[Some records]
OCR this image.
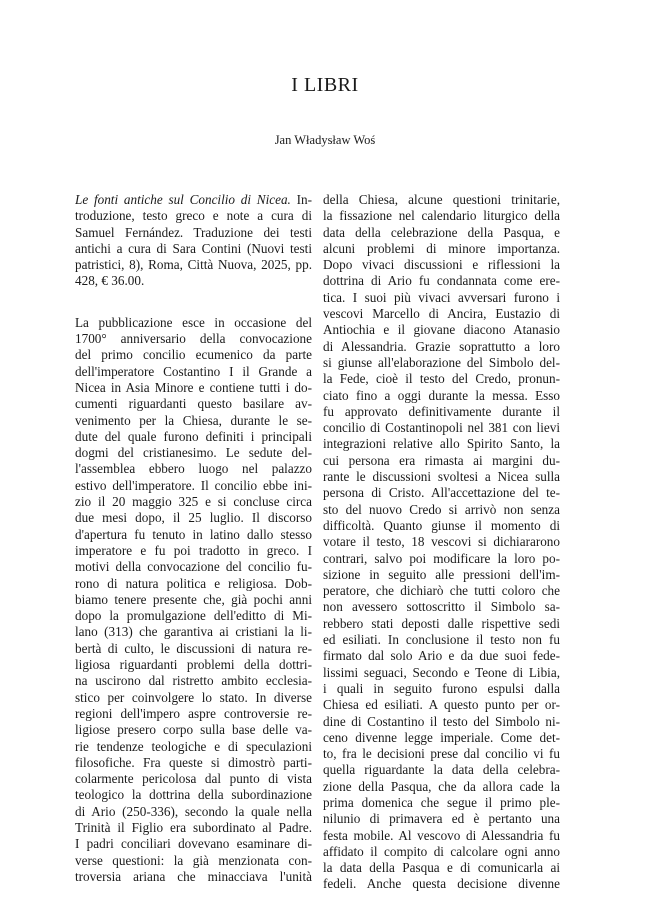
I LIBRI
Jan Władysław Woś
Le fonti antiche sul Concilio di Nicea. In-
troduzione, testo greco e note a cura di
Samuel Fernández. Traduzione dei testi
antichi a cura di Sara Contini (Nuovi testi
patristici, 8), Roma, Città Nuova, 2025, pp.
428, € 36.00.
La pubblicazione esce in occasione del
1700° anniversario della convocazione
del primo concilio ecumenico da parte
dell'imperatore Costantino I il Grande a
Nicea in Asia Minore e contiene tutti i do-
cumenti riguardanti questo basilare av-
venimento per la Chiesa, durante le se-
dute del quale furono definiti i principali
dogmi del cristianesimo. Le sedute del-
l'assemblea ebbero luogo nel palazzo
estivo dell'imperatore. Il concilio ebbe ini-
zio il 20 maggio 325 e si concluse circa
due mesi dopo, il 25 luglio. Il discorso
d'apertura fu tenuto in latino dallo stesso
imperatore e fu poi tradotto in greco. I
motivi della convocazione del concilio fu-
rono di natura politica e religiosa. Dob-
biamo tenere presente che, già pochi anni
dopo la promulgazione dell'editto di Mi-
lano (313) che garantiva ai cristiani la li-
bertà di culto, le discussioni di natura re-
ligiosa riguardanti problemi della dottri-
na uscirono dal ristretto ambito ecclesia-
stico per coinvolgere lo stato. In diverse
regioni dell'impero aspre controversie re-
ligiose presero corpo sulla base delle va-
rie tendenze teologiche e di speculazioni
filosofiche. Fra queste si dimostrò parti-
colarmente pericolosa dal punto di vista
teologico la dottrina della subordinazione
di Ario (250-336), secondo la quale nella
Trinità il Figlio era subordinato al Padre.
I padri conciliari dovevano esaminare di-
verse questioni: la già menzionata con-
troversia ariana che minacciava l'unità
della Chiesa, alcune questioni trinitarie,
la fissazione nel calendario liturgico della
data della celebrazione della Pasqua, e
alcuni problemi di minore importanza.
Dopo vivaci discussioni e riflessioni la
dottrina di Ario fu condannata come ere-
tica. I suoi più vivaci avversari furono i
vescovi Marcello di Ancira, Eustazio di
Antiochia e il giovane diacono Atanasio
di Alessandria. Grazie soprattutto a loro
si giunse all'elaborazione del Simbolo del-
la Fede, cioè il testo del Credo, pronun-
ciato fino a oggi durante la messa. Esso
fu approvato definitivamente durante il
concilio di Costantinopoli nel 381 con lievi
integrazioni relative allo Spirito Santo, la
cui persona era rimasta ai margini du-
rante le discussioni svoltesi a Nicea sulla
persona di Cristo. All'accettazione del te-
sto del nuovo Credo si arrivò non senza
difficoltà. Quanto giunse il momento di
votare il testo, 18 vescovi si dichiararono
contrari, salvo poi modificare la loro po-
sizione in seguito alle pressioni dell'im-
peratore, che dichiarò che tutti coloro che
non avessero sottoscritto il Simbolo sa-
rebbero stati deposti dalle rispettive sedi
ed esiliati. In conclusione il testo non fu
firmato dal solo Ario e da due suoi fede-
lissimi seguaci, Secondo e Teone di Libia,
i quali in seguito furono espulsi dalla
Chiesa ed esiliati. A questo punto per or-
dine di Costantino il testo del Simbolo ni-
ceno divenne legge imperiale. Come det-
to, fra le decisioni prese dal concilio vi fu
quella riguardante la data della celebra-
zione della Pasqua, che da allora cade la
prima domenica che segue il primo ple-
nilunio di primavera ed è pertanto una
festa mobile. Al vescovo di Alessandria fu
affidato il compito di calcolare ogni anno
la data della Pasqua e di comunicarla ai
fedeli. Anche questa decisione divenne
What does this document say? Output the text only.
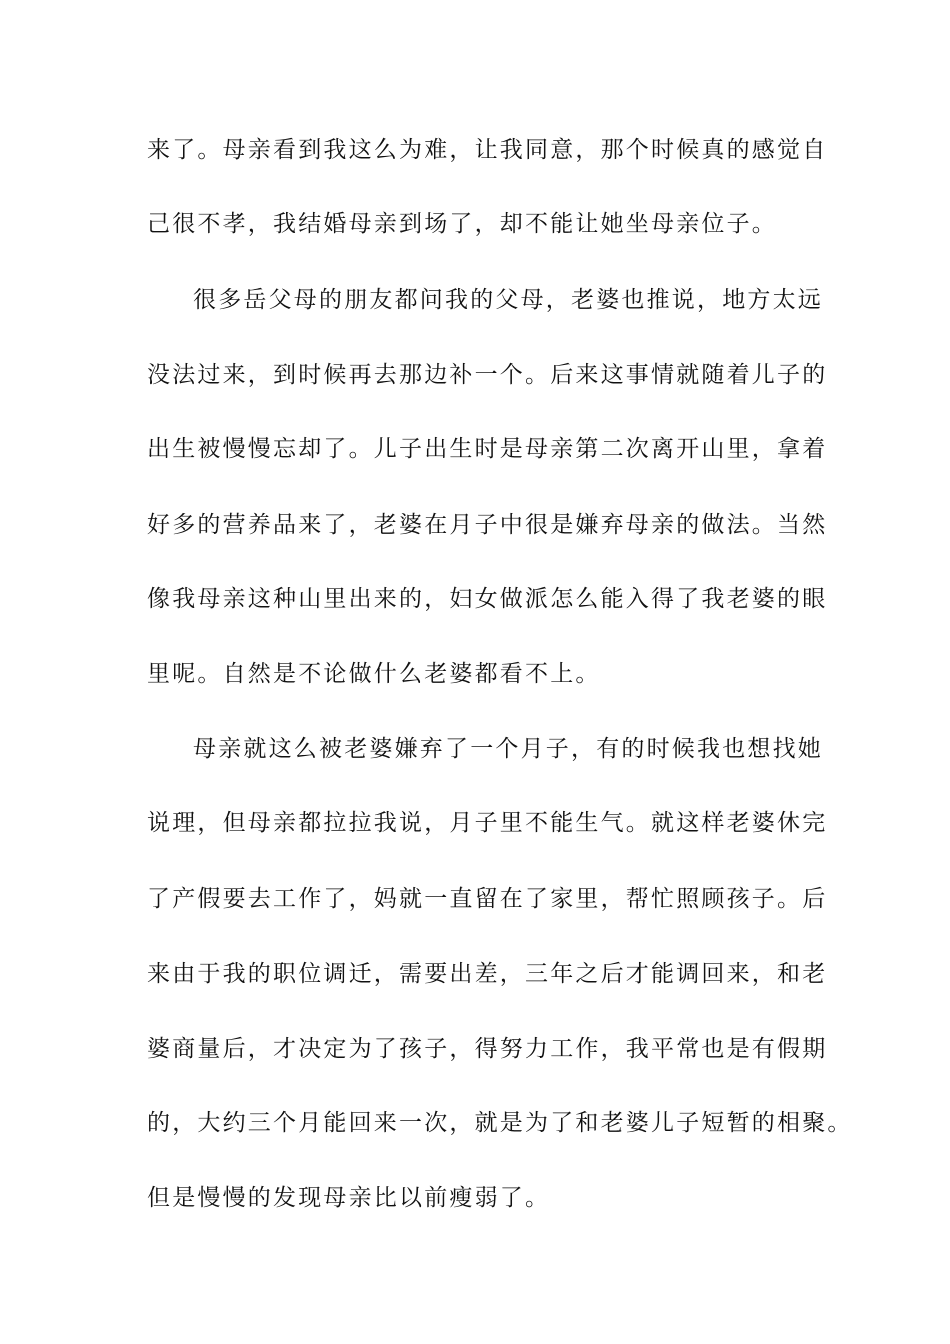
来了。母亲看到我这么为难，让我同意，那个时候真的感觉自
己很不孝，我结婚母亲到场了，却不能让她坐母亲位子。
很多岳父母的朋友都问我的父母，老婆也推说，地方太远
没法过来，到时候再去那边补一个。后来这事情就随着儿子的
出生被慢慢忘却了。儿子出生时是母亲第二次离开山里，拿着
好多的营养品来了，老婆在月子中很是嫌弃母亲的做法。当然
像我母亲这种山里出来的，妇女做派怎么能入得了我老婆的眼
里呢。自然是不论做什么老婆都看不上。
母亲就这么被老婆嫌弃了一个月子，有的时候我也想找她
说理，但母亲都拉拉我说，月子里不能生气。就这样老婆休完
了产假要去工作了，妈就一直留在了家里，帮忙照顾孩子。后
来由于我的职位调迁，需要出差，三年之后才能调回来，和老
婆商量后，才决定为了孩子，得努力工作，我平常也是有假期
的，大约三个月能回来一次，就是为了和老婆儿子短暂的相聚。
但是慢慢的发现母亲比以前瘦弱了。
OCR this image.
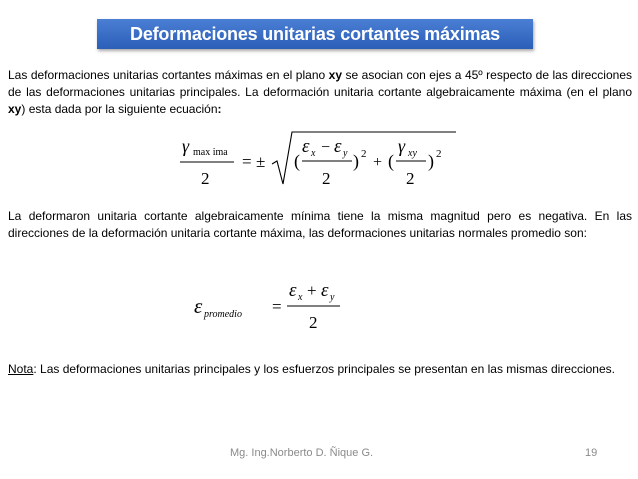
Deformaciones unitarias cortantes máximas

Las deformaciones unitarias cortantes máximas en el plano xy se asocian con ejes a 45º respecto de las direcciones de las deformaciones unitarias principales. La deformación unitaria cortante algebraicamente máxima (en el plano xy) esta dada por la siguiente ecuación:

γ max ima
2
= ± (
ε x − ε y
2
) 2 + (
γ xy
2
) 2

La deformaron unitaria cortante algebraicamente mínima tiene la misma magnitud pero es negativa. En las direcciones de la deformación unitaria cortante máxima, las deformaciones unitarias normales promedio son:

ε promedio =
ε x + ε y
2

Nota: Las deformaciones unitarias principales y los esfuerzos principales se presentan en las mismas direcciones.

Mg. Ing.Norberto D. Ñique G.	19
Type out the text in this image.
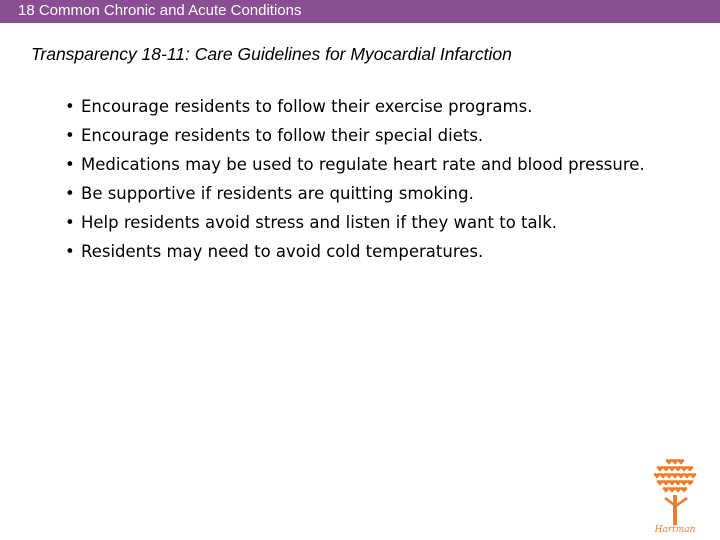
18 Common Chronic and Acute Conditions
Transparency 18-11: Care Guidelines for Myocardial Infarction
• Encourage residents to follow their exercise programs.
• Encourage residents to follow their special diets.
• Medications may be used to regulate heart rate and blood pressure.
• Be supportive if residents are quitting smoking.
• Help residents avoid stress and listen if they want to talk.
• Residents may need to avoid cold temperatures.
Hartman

* _WRITTEN EXERCISE_:
Transcribe every entry above exactly. Omit all pictures.

* _RESPONSE BELOW_:
OCR this image.
I LIBRI
Jan Władysław Woś
Le fonti antiche sul Concilio di Nicea. In-
troduzione, testo greco e note a cura di
Samuel Fernández. Traduzione dei testi
antichi a cura di Sara Contini (Nuovi testi
patristici, 8), Roma, Città Nuova, 2025, pp.
428, € 36.00.
La pubblicazione esce in occasione del
1700° anniversario della convocazione
del primo concilio ecumenico da parte
dell'imperatore Costantino I il Grande a
Nicea in Asia Minore e contiene tutti i do-
cumenti riguardanti questo basilare av-
venimento per la Chiesa, durante le se-
dute del quale furono definiti i principali
dogmi del cristianesimo. Le sedute del-
l'assemblea ebbero luogo nel palazzo
estivo dell'imperatore. Il concilio ebbe ini-
zio il 20 maggio 325 e si concluse circa
due mesi dopo, il 25 luglio. Il discorso
d'apertura fu tenuto in latino dallo stesso
imperatore e fu poi tradotto in greco. I
motivi della convocazione del concilio fu-
rono di natura politica e religiosa. Dob-
biamo tenere presente che, già pochi anni
dopo la promulgazione dell'editto di Mi-
lano (313) che garantiva ai cristiani la li-
bertà di culto, le discussioni di natura re-
ligiosa riguardanti problemi della dottri-
na uscirono dal ristretto ambito ecclesia-
stico per coinvolgere lo stato. In diverse
regioni dell'impero aspre controversie re-
ligiose presero corpo sulla base delle va-
rie tendenze teologiche e di speculazioni
filosofiche. Fra queste si dimostrò parti-
colarmente pericolosa dal punto di vista
teologico la dottrina della subordinazione
di Ario (250-336), secondo la quale nella
Trinità il Figlio era subordinato al Padre.
I padri conciliari dovevano esaminare di-
verse questioni: la già menzionata con-
troversia ariana che minacciava l'unità
della Chiesa, alcune questioni trinitarie,
la fissazione nel calendario liturgico della
data della celebrazione della Pasqua, e
alcuni problemi di minore importanza.
Dopo vivaci discussioni e riflessioni la
dottrina di Ario fu condannata come ere-
tica. I suoi più vivaci avversari furono i
vescovi Marcello di Ancira, Eustazio di
Antiochia e il giovane diacono Atanasio
di Alessandria. Grazie soprattutto a loro
si giunse all'elaborazione del Simbolo del-
la Fede, cioè il testo del Credo, pronun-
ciato fino a oggi durante la messa. Esso
fu approvato definitivamente durante il
concilio di Costantinopoli nel 381 con lievi
integrazioni relative allo Spirito Santo, la
cui persona era rimasta ai margini du-
rante le discussioni svoltesi a Nicea sulla
persona di Cristo. All'accettazione del te-
sto del nuovo Credo si arrivò non senza
difficoltà. Quanto giunse il momento di
votare il testo, 18 vescovi si dichiararono
contrari, salvo poi modificare la loro po-
sizione in seguito alle pressioni dell'im-
peratore, che dichiarò che tutti coloro che
non avessero sottoscritto il Simbolo sa-
rebbero stati deposti dalle rispettive sedi
ed esiliati. In conclusione il testo non fu
firmato dal solo Ario e da due suoi fede-
lissimi seguaci, Secondo e Teone di Libia,
i quali in seguito furono espulsi dalla
Chiesa ed esiliati. A questo punto per or-
dine di Costantino il testo del Simbolo ni-
ceno divenne legge imperiale. Come det-
to, fra le decisioni prese dal concilio vi fu
quella riguardante la data della celebra-
zione della Pasqua, che da allora cade la
prima domenica che segue il primo ple-
nilunio di primavera ed è pertanto una
festa mobile. Al vescovo di Alessandria fu
affidato il compito di calcolare ogni anno
la data della Pasqua e di comunicarla ai
fedeli. Anche questa decisione divenne
What does this document say? Output the text only.
来了。母亲看到我这么为难，让我同意，那个时候真的感觉自
己很不孝，我结婚母亲到场了，却不能让她坐母亲位子。
很多岳父母的朋友都问我的父母，老婆也推说，地方太远
没法过来，到时候再去那边补一个。后来这事情就随着儿子的
出生被慢慢忘却了。儿子出生时是母亲第二次离开山里，拿着
好多的营养品来了，老婆在月子中很是嫌弃母亲的做法。当然
像我母亲这种山里出来的，妇女做派怎么能入得了我老婆的眼
里呢。自然是不论做什么老婆都看不上。
母亲就这么被老婆嫌弃了一个月子，有的时候我也想找她
说理，但母亲都拉拉我说，月子里不能生气。就这样老婆休完
了产假要去工作了，妈就一直留在了家里，帮忙照顾孩子。后
来由于我的职位调迁，需要出差，三年之后才能调回来，和老
婆商量后，才决定为了孩子，得努力工作，我平常也是有假期
的，大约三个月能回来一次，就是为了和老婆儿子短暂的相聚。
但是慢慢的发现母亲比以前瘦弱了。
OCR this image.
Deformaciones unitarias cortantes máximas

Las deformaciones unitarias cortantes máximas en el plano xy se asocian con ejes a 45º respecto de las direcciones de las deformaciones unitarias principales. La deformación unitaria cortante algebraicamente máxima (en el plano xy) esta dada por la siguiente ecuación:

γ max ima
2
= ± (
ε x − ε y
2
) 2 + (
γ xy
2
) 2

La deformaron unitaria cortante algebraicamente mínima tiene la misma magnitud pero es negativa. En las direcciones de la deformación unitaria cortante máxima, las deformaciones unitarias normales promedio son:

ε promedio =
ε x + ε y
2

Nota: Las deformaciones unitarias principales y los esfuerzos principales se presentan en las mismas direcciones.

Mg. Ing.Norberto D. Ñique G.	19
Type out the text in this image.
18 Common Chronic and Acute Conditions
Transparency 18-11: Care Guidelines for Myocardial Infarction
• Encourage residents to follow their exercise programs.
• Encourage residents to follow their special diets.
• Medications may be used to regulate heart rate and blood pressure.
• Be supportive if residents are quitting smoking.
• Help residents avoid stress and listen if they want to talk.
• Residents may need to avoid cold temperatures.
Hartman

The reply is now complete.